━━━━━ Provided material

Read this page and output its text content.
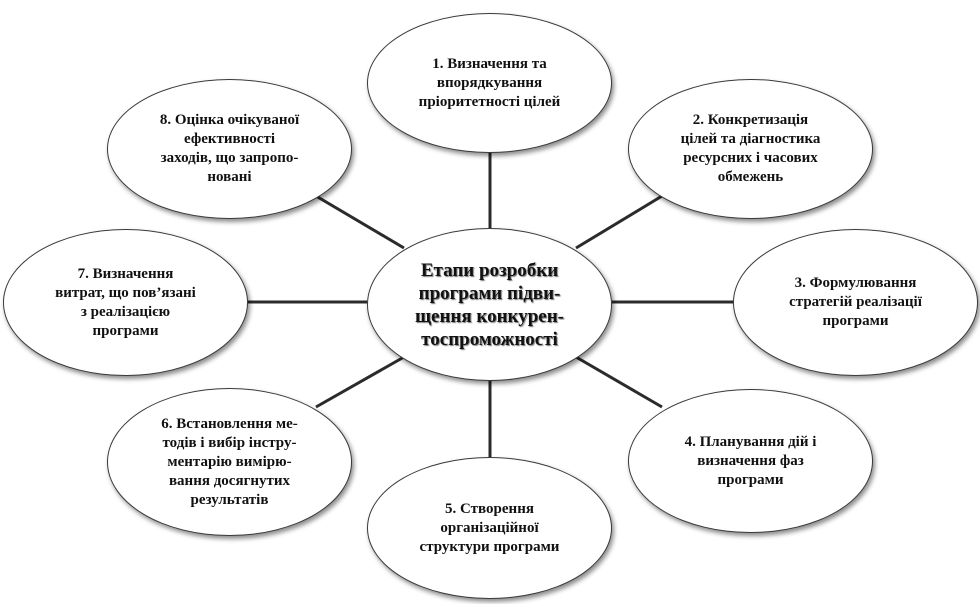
Етапи розробки
програми підви-
щення конкурен-
тоспроможності
1. Визначення та
впорядкування
пріоритетності цілей
2. Конкретизація
цілей та діагностика
ресурсних і часових
обмежень
3. Формулювання
стратегій реалізації
програми
4. Планування дій і
визначення фаз
програми
5. Створення
організаційної
структури програми
6. Встановлення ме-
тодів і вибір інстру-
ментарію вимірю-
вання досягнутих
результатів
7. Визначення
витрат, що пов’язані
з реалізацією
програми
8. Оцінка очікуваної
ефективності
заходів, що запропо-
новані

━━━━━━━━━━

_Problem_
Your answer should be a single number: the count of lines in the material above that contain "цілей".

_Response below_
2